YOUR GOAL: Pick every line from the data that holds the word "title".

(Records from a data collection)
——————
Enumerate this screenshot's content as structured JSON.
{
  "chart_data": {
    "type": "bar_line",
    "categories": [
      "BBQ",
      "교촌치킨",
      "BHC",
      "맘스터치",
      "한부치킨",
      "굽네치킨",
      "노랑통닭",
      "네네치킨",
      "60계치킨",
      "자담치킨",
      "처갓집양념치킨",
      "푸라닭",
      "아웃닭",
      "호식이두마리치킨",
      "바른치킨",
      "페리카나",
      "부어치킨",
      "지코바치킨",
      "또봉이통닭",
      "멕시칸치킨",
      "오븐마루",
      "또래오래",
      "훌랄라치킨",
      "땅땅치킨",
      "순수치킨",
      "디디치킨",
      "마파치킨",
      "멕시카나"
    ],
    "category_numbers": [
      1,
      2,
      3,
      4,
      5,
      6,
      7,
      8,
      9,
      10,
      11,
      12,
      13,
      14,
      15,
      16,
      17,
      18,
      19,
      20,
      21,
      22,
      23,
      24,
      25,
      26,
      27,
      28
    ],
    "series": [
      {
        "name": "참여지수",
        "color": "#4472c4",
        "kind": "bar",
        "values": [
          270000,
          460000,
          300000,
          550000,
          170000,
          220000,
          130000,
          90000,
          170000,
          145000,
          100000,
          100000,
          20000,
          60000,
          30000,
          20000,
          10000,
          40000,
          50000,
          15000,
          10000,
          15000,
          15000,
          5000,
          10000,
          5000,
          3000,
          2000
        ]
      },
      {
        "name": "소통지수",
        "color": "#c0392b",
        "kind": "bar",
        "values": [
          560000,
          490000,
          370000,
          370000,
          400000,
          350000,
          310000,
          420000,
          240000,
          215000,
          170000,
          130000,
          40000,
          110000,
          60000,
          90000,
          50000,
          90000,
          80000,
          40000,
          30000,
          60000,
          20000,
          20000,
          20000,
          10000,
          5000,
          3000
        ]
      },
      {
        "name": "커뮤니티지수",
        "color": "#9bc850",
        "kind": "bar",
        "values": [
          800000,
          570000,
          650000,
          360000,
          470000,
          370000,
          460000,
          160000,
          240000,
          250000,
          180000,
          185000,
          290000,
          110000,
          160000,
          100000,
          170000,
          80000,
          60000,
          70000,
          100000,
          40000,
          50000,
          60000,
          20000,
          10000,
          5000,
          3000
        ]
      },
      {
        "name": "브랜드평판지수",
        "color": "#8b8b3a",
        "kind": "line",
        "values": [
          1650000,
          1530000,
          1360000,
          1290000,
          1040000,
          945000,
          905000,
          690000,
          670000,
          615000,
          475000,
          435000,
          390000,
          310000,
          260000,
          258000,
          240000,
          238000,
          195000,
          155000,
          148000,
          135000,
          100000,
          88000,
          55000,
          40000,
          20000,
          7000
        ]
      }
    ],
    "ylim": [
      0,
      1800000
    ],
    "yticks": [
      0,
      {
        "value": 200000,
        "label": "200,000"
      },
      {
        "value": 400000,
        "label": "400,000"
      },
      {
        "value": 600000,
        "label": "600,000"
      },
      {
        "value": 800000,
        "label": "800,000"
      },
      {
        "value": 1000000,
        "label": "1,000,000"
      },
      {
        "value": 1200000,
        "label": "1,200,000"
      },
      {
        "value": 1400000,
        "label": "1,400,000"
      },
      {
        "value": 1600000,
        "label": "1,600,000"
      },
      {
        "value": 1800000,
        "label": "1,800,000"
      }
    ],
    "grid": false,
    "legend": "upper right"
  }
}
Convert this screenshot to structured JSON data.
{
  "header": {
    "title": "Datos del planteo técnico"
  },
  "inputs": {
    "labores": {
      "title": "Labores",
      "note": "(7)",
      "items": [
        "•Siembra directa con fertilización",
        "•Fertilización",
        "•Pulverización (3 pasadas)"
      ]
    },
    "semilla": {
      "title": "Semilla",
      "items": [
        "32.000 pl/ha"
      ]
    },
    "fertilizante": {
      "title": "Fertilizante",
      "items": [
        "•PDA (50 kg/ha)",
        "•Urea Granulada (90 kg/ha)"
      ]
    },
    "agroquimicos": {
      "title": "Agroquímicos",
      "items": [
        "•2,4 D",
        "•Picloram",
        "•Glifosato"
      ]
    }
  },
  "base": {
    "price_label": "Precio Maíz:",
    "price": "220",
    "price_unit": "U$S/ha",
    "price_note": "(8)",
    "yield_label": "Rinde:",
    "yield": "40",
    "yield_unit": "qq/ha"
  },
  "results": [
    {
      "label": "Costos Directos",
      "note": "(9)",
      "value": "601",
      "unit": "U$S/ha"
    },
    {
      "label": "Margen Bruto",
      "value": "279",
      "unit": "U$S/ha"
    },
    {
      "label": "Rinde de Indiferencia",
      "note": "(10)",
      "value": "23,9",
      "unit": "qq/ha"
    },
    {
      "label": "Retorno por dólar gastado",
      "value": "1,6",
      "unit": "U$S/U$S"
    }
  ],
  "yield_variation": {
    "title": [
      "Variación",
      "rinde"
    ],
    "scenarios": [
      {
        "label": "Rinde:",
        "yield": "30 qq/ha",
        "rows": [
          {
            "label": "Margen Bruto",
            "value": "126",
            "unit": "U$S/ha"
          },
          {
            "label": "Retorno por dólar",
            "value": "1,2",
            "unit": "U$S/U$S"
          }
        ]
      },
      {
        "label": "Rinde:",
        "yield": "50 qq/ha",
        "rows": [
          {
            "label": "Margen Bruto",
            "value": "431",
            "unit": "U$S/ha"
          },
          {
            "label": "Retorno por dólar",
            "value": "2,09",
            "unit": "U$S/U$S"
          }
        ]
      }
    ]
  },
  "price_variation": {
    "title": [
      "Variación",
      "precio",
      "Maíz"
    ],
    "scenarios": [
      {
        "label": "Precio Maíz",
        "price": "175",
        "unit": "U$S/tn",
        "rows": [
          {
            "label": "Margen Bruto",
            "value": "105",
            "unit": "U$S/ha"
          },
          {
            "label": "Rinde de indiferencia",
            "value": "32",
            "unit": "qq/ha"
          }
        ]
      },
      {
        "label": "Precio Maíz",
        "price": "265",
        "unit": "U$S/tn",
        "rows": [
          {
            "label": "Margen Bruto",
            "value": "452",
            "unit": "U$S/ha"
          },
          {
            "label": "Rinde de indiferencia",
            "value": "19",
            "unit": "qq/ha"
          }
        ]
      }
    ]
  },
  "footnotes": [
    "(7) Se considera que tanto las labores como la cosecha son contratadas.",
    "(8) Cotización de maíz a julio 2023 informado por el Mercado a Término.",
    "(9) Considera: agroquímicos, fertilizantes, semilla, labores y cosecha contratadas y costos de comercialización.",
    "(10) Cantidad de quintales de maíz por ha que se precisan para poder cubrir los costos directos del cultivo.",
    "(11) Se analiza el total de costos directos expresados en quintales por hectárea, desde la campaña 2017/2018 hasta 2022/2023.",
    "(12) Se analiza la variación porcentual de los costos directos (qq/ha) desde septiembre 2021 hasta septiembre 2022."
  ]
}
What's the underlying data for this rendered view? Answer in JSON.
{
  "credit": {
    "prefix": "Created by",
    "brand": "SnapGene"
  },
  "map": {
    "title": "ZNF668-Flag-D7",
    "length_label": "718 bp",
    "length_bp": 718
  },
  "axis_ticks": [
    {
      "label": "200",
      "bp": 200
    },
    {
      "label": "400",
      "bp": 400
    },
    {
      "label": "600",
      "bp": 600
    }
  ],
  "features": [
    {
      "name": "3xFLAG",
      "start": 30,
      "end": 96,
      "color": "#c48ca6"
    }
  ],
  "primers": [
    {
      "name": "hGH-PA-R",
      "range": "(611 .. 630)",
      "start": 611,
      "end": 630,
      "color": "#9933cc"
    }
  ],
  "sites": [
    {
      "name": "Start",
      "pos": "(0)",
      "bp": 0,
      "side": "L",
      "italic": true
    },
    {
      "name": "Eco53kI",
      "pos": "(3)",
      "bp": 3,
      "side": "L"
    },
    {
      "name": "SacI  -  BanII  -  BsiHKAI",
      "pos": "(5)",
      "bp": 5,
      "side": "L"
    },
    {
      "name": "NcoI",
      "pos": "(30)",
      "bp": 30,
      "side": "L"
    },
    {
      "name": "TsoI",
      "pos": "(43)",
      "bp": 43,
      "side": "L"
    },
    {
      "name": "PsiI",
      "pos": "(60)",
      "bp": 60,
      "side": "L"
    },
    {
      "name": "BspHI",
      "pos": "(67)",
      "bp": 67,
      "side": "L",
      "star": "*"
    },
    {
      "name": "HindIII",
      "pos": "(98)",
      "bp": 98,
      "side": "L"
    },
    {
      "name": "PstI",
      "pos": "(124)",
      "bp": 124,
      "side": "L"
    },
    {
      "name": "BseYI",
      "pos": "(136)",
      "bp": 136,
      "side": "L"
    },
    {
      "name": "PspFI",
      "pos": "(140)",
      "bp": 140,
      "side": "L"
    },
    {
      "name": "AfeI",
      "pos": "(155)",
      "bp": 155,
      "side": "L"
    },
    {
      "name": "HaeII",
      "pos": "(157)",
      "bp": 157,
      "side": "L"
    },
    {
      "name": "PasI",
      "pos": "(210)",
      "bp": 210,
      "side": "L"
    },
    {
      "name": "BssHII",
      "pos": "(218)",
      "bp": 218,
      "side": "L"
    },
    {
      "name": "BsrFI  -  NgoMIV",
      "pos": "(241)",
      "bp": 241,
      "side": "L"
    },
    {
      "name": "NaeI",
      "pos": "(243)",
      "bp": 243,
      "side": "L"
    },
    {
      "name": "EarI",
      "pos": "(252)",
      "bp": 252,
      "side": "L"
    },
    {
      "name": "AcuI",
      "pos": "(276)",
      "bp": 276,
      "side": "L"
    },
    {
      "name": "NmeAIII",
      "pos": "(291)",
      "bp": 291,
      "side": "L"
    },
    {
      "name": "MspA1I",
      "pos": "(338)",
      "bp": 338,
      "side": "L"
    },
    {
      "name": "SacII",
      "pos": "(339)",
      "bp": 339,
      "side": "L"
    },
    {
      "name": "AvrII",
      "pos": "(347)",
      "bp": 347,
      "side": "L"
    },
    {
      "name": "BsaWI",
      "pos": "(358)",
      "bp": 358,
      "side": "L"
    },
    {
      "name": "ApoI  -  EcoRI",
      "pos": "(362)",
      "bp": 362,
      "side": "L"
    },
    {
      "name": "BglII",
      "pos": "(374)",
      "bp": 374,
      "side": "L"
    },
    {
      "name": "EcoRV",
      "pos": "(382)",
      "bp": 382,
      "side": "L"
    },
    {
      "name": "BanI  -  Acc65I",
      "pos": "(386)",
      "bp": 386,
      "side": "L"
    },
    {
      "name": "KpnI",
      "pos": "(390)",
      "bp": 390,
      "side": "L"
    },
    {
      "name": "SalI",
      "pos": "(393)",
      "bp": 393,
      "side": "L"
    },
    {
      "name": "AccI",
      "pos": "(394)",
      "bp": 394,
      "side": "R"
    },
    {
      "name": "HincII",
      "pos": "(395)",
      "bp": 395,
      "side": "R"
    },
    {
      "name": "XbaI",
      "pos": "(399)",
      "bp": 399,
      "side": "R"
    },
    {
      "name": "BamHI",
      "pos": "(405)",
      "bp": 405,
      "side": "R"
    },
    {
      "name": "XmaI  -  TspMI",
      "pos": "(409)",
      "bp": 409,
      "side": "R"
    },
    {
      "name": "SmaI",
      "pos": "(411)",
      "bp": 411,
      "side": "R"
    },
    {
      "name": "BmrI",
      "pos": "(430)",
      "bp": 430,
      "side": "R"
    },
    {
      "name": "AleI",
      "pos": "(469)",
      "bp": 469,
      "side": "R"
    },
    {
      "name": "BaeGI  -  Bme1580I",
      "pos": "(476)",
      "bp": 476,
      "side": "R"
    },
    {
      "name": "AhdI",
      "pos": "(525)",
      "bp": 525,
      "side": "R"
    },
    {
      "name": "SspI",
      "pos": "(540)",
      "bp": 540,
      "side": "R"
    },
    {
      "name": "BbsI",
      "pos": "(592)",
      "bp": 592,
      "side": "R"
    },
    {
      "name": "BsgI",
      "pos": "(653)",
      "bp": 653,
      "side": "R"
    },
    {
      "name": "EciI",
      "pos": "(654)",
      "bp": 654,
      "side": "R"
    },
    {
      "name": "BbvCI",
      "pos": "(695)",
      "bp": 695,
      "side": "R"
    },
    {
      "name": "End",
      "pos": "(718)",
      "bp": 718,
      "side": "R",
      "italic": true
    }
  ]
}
——————
FINAL RESULT:
    "title": "Datos del planteo técnico"
      "title": "Labores",
      "title": "Semilla",
      "title": "Fertilizante",
      "title": "Agroquímicos",
    "title": [
    "title": [
    "title": "ZNF668-Flag-D7",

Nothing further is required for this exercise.